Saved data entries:
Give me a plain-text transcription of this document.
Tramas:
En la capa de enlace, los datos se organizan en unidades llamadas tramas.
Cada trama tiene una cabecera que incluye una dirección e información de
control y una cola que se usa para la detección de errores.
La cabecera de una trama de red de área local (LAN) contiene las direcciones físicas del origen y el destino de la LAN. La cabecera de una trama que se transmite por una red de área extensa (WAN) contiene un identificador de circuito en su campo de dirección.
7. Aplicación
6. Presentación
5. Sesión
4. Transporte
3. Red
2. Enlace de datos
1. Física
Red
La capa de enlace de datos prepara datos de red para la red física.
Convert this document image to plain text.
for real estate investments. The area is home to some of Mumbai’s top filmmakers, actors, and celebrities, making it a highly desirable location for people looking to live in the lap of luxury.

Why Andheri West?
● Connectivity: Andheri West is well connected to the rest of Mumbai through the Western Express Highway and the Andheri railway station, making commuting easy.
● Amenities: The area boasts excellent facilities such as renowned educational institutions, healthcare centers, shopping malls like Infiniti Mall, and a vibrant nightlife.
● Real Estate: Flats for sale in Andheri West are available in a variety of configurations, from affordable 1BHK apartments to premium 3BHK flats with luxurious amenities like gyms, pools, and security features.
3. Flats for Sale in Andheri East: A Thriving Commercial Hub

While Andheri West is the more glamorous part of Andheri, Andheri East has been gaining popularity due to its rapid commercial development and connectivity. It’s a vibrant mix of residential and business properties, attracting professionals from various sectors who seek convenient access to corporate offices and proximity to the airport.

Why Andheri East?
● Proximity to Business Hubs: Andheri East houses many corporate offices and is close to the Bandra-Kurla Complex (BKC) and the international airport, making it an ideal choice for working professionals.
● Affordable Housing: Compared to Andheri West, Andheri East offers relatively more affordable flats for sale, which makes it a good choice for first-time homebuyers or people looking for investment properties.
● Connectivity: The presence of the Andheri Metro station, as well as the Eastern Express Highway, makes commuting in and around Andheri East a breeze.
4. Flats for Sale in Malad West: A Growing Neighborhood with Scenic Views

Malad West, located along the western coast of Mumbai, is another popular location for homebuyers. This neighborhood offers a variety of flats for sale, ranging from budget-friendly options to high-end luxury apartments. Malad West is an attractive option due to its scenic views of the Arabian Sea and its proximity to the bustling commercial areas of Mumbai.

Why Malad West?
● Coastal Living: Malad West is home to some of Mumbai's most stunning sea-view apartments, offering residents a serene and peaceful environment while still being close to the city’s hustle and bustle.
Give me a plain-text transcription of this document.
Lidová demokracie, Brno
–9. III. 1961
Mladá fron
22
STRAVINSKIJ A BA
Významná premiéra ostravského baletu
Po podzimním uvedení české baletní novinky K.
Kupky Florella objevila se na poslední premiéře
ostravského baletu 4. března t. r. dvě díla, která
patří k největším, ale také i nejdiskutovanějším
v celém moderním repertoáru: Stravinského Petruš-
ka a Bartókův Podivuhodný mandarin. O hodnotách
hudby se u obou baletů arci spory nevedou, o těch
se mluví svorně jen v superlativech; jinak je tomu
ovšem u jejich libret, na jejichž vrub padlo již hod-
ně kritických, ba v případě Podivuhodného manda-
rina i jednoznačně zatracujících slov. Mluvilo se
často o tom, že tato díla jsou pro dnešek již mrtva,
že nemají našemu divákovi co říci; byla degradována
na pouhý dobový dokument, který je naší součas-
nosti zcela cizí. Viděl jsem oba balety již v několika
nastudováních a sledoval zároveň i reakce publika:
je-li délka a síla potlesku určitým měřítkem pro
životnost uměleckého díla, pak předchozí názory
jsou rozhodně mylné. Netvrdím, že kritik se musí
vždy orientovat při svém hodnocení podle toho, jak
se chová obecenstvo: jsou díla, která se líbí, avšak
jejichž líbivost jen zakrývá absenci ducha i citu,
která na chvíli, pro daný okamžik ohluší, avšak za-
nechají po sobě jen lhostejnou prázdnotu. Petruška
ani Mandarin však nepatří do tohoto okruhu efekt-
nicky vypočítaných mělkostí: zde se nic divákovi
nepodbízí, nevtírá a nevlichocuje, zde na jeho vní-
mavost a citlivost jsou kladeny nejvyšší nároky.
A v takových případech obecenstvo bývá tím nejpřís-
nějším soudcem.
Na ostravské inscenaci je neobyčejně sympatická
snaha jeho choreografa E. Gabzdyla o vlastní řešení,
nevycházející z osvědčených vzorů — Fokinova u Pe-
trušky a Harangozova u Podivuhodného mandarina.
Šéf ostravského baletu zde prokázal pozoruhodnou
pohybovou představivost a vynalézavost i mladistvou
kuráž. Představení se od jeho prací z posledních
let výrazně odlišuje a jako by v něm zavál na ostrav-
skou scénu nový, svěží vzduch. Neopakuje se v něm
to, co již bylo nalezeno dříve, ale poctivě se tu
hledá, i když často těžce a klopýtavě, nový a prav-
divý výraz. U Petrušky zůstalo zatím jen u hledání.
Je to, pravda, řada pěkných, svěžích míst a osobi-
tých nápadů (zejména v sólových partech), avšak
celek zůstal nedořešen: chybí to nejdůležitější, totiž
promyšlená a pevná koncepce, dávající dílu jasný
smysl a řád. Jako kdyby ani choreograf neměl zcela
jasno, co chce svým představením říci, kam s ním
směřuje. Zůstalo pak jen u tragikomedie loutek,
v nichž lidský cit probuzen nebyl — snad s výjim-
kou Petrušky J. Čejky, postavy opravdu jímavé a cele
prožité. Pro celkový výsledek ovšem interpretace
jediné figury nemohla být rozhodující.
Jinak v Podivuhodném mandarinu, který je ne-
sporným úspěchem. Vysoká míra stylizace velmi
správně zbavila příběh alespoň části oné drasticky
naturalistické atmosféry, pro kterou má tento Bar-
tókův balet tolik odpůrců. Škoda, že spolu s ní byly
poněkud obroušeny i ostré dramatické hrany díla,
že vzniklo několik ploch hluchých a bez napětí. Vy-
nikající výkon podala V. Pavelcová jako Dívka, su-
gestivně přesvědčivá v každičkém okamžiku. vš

## [EXERCISE DETAILS]
Keep only the lines that hold the string "offices", and copy them out.

## [SOLUTION FOR THIS TASK]
While Andheri West is the more glamorous part of Andheri, Andheri East has been gaining popularity due to its rapid commercial development and connectivity. It’s a vibrant mix of residential and business properties, attracting professionals from various sectors who seek convenient access to corporate offices and proximity to the airport.
● Proximity to Business Hubs: Andheri East houses many corporate offices and is close to the Bandra-Kurla Complex (BKC) and the international airport, making it an ideal choice for working professionals.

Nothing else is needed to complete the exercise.